Records that describe figures:
* begin *

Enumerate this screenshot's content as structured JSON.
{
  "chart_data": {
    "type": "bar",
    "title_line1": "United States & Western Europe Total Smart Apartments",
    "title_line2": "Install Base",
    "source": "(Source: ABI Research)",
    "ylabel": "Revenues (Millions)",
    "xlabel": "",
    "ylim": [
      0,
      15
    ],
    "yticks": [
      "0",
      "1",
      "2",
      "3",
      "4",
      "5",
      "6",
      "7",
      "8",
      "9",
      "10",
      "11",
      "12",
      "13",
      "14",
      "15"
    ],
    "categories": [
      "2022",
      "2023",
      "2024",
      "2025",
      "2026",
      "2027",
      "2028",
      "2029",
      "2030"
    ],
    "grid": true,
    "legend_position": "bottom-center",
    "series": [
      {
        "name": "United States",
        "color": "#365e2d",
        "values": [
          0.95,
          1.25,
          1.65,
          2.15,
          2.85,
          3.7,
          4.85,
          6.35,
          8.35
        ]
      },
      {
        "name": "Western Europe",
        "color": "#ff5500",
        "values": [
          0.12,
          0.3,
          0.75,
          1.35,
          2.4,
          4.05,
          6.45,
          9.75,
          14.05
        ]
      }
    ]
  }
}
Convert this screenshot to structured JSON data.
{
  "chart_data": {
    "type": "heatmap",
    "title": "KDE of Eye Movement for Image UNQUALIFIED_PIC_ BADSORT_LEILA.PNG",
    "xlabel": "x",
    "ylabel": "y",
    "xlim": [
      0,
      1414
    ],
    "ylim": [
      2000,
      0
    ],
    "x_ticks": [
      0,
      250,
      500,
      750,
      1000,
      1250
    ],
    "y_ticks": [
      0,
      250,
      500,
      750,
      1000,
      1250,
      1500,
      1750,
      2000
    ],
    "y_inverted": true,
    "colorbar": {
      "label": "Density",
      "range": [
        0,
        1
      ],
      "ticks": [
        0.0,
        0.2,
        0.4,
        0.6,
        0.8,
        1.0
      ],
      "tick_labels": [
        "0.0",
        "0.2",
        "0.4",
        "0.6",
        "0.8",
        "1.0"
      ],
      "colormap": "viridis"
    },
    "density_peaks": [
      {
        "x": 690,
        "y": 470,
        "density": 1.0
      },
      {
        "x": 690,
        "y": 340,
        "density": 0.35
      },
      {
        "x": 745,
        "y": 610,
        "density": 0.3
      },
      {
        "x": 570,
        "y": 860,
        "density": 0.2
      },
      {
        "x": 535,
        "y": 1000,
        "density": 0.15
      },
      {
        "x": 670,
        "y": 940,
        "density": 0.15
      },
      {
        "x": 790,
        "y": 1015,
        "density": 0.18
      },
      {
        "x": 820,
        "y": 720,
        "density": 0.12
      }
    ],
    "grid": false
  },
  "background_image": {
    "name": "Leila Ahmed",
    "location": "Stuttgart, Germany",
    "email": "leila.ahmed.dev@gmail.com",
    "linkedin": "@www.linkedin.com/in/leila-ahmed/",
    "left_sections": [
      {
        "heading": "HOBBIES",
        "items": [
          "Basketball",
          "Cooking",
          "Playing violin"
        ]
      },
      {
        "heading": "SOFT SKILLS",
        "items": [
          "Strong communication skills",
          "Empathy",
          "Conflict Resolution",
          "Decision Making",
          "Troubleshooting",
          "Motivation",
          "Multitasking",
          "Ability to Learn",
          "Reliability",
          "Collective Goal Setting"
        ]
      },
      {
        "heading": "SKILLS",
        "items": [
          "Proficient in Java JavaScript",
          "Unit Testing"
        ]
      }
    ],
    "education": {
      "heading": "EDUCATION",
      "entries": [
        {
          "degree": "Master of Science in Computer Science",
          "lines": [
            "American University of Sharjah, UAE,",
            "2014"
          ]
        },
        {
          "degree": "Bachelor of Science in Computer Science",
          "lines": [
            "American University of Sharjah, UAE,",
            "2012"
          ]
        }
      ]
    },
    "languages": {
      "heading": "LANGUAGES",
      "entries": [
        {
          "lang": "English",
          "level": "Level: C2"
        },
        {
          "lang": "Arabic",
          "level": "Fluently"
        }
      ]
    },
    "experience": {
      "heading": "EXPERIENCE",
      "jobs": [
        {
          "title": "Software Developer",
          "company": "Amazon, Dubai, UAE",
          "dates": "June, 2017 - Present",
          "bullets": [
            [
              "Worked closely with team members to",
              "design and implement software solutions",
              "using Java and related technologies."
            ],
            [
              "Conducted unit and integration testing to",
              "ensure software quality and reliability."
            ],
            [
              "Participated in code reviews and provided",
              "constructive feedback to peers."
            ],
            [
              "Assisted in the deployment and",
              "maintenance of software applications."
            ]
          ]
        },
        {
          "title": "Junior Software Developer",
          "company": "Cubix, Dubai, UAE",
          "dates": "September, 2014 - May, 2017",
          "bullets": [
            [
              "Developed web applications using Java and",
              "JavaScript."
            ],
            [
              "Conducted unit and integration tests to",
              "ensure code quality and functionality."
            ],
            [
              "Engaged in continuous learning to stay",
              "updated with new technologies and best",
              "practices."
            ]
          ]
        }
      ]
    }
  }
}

* end *

■ Task directions
Each record must be returned exactly as it is written.

■ Task result
Enumerate this screenshot's content as structured JSON.
{
  "chart_data": {
    "type": "bar",
    "title_line1": "United States & Western Europe Total Smart Apartments",
    "title_line2": "Install Base",
    "source": "(Source: ABI Research)",
    "ylabel": "Revenues (Millions)",
    "xlabel": "",
    "ylim": [
      0,
      15
    ],
    "yticks": [
      "0",
      "1",
      "2",
      "3",
      "4",
      "5",
      "6",
      "7",
      "8",
      "9",
      "10",
      "11",
      "12",
      "13",
      "14",
      "15"
    ],
    "categories": [
      "2022",
      "2023",
      "2024",
      "2025",
      "2026",
      "2027",
      "2028",
      "2029",
      "2030"
    ],
    "grid": true,
    "legend_position": "bottom-center",
    "series": [
      {
        "name": "United States",
        "color": "#365e2d",
        "values": [
          0.95,
          1.25,
          1.65,
          2.15,
          2.85,
          3.7,
          4.85,
          6.35,
          8.35
        ]
      },
      {
        "name": "Western Europe",
        "color": "#ff5500",
        "values": [
          0.12,
          0.3,
          0.75,
          1.35,
          2.4,
          4.05,
          6.45,
          9.75,
          14.05
        ]
      }
    ]
  }
}
Convert this screenshot to structured JSON data.
{
  "chart_data": {
    "type": "heatmap",
    "title": "KDE of Eye Movement for Image UNQUALIFIED_PIC_ BADSORT_LEILA.PNG",
    "xlabel": "x",
    "ylabel": "y",
    "xlim": [
      0,
      1414
    ],
    "ylim": [
      2000,
      0
    ],
    "x_ticks": [
      0,
      250,
      500,
      750,
      1000,
      1250
    ],
    "y_ticks": [
      0,
      250,
      500,
      750,
      1000,
      1250,
      1500,
      1750,
      2000
    ],
    "y_inverted": true,
    "colorbar": {
      "label": "Density",
      "range": [
        0,
        1
      ],
      "ticks": [
        0.0,
        0.2,
        0.4,
        0.6,
        0.8,
        1.0
      ],
      "tick_labels": [
        "0.0",
        "0.2",
        "0.4",
        "0.6",
        "0.8",
        "1.0"
      ],
      "colormap": "viridis"
    },
    "density_peaks": [
      {
        "x": 690,
        "y": 470,
        "density": 1.0
      },
      {
        "x": 690,
        "y": 340,
        "density": 0.35
      },
      {
        "x": 745,
        "y": 610,
        "density": 0.3
      },
      {
        "x": 570,
        "y": 860,
        "density": 0.2
      },
      {
        "x": 535,
        "y": 1000,
        "density": 0.15
      },
      {
        "x": 670,
        "y": 940,
        "density": 0.15
      },
      {
        "x": 790,
        "y": 1015,
        "density": 0.18
      },
      {
        "x": 820,
        "y": 720,
        "density": 0.12
      }
    ],
    "grid": false
  },
  "background_image": {
    "name": "Leila Ahmed",
    "location": "Stuttgart, Germany",
    "email": "leila.ahmed.dev@gmail.com",
    "linkedin": "@www.linkedin.com/in/leila-ahmed/",
    "left_sections": [
      {
        "heading": "HOBBIES",
        "items": [
          "Basketball",
          "Cooking",
          "Playing violin"
        ]
      },
      {
        "heading": "SOFT SKILLS",
        "items": [
          "Strong communication skills",
          "Empathy",
          "Conflict Resolution",
          "Decision Making",
          "Troubleshooting",
          "Motivation",
          "Multitasking",
          "Ability to Learn",
          "Reliability",
          "Collective Goal Setting"
        ]
      },
      {
        "heading": "SKILLS",
        "items": [
          "Proficient in Java JavaScript",
          "Unit Testing"
        ]
      }
    ],
    "education": {
      "heading": "EDUCATION",
      "entries": [
        {
          "degree": "Master of Science in Computer Science",
          "lines": [
            "American University of Sharjah, UAE,",
            "2014"
          ]
        },
        {
          "degree": "Bachelor of Science in Computer Science",
          "lines": [
            "American University of Sharjah, UAE,",
            "2012"
          ]
        }
      ]
    },
    "languages": {
      "heading": "LANGUAGES",
      "entries": [
        {
          "lang": "English",
          "level": "Level: C2"
        },
        {
          "lang": "Arabic",
          "level": "Fluently"
        }
      ]
    },
    "experience": {
      "heading": "EXPERIENCE",
      "jobs": [
        {
          "title": "Software Developer",
          "company": "Amazon, Dubai, UAE",
          "dates": "June, 2017 - Present",
          "bullets": [
            [
              "Worked closely with team members to",
              "design and implement software solutions",
              "using Java and related technologies."
            ],
            [
              "Conducted unit and integration testing to",
              "ensure software quality and reliability."
            ],
            [
              "Participated in code reviews and provided",
              "constructive feedback to peers."
            ],
            [
              "Assisted in the deployment and",
              "maintenance of software applications."
            ]
          ]
        },
        {
          "title": "Junior Software Developer",
          "company": "Cubix, Dubai, UAE",
          "dates": "September, 2014 - May, 2017",
          "bullets": [
            [
              "Developed web applications using Java and",
              "JavaScript."
            ],
            [
              "Conducted unit and integration tests to",
              "ensure code quality and functionality."
            ],
            [
              "Engaged in continuous learning to stay",
              "updated with new technologies and best",
              "practices."
            ]
          ]
        }
      ]
    }
  }
}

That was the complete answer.